Raw records:
----------

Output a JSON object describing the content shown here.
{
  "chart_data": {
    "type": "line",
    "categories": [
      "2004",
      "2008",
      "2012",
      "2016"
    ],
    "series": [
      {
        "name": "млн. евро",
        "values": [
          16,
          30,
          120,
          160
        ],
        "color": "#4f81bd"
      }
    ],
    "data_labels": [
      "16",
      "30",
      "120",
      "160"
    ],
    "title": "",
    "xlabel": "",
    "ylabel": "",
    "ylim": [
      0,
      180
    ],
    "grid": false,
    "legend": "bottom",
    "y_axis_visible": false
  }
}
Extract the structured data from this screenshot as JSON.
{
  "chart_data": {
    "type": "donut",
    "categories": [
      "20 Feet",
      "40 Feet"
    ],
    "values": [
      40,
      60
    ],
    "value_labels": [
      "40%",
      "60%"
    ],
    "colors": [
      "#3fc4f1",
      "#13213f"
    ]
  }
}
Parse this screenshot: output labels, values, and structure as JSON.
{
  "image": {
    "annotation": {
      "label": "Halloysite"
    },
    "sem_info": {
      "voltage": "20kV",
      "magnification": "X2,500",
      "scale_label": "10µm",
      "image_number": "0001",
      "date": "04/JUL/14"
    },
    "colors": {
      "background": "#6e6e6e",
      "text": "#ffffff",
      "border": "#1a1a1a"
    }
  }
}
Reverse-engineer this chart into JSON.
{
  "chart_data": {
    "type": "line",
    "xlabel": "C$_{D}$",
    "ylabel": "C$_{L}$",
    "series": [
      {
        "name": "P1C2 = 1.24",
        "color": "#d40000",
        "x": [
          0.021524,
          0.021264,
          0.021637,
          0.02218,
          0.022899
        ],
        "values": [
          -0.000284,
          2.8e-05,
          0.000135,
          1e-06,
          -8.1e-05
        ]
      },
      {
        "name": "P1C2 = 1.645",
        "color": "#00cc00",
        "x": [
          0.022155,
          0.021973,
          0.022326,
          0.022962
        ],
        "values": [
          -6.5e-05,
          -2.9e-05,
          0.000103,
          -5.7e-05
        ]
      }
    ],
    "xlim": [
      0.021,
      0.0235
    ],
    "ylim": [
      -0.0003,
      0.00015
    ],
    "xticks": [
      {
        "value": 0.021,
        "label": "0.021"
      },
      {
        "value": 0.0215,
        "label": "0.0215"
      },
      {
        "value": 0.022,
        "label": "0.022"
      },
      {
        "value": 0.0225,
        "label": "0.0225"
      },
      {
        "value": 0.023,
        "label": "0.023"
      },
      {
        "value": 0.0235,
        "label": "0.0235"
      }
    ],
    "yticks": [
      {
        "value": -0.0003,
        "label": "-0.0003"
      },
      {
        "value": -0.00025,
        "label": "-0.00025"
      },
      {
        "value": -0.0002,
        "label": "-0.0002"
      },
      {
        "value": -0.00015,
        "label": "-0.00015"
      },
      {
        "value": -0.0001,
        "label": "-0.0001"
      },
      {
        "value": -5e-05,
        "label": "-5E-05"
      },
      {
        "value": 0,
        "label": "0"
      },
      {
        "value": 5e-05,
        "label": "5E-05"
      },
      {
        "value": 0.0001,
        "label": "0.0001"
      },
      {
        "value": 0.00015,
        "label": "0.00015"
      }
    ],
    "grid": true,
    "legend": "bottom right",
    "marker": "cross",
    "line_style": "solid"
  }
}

----------

Provide all the records again, word for word.

Output a JSON object describing the content shown here.
{
  "chart_data": {
    "type": "line",
    "categories": [
      "2004",
      "2008",
      "2012",
      "2016"
    ],
    "series": [
      {
        "name": "млн. евро",
        "values": [
          16,
          30,
          120,
          160
        ],
        "color": "#4f81bd"
      }
    ],
    "data_labels": [
      "16",
      "30",
      "120",
      "160"
    ],
    "title": "",
    "xlabel": "",
    "ylabel": "",
    "ylim": [
      0,
      180
    ],
    "grid": false,
    "legend": "bottom",
    "y_axis_visible": false
  }
}
Extract the structured data from this screenshot as JSON.
{
  "chart_data": {
    "type": "donut",
    "categories": [
      "20 Feet",
      "40 Feet"
    ],
    "values": [
      40,
      60
    ],
    "value_labels": [
      "40%",
      "60%"
    ],
    "colors": [
      "#3fc4f1",
      "#13213f"
    ]
  }
}
Parse this screenshot: output labels, values, and structure as JSON.
{
  "image": {
    "annotation": {
      "label": "Halloysite"
    },
    "sem_info": {
      "voltage": "20kV",
      "magnification": "X2,500",
      "scale_label": "10µm",
      "image_number": "0001",
      "date": "04/JUL/14"
    },
    "colors": {
      "background": "#6e6e6e",
      "text": "#ffffff",
      "border": "#1a1a1a"
    }
  }
}
Reverse-engineer this chart into JSON.
{
  "chart_data": {
    "type": "line",
    "xlabel": "C$_{D}$",
    "ylabel": "C$_{L}$",
    "series": [
      {
        "name": "P1C2 = 1.24",
        "color": "#d40000",
        "x": [
          0.021524,
          0.021264,
          0.021637,
          0.02218,
          0.022899
        ],
        "values": [
          -0.000284,
          2.8e-05,
          0.000135,
          1e-06,
          -8.1e-05
        ]
      },
      {
        "name": "P1C2 = 1.645",
        "color": "#00cc00",
        "x": [
          0.022155,
          0.021973,
          0.022326,
          0.022962
        ],
        "values": [
          -6.5e-05,
          -2.9e-05,
          0.000103,
          -5.7e-05
        ]
      }
    ],
    "xlim": [
      0.021,
      0.0235
    ],
    "ylim": [
      -0.0003,
      0.00015
    ],
    "xticks": [
      {
        "value": 0.021,
        "label": "0.021"
      },
      {
        "value": 0.0215,
        "label": "0.0215"
      },
      {
        "value": 0.022,
        "label": "0.022"
      },
      {
        "value": 0.0225,
        "label": "0.0225"
      },
      {
        "value": 0.023,
        "label": "0.023"
      },
      {
        "value": 0.0235,
        "label": "0.0235"
      }
    ],
    "yticks": [
      {
        "value": -0.0003,
        "label": "-0.0003"
      },
      {
        "value": -0.00025,
        "label": "-0.00025"
      },
      {
        "value": -0.0002,
        "label": "-0.0002"
      },
      {
        "value": -0.00015,
        "label": "-0.00015"
      },
      {
        "value": -0.0001,
        "label": "-0.0001"
      },
      {
        "value": -5e-05,
        "label": "-5E-05"
      },
      {
        "value": 0,
        "label": "0"
      },
      {
        "value": 5e-05,
        "label": "5E-05"
      },
      {
        "value": 0.0001,
        "label": "0.0001"
      },
      {
        "value": 0.00015,
        "label": "0.00015"
      }
    ],
    "grid": true,
    "legend": "bottom right",
    "marker": "cross",
    "line_style": "solid"
  }
}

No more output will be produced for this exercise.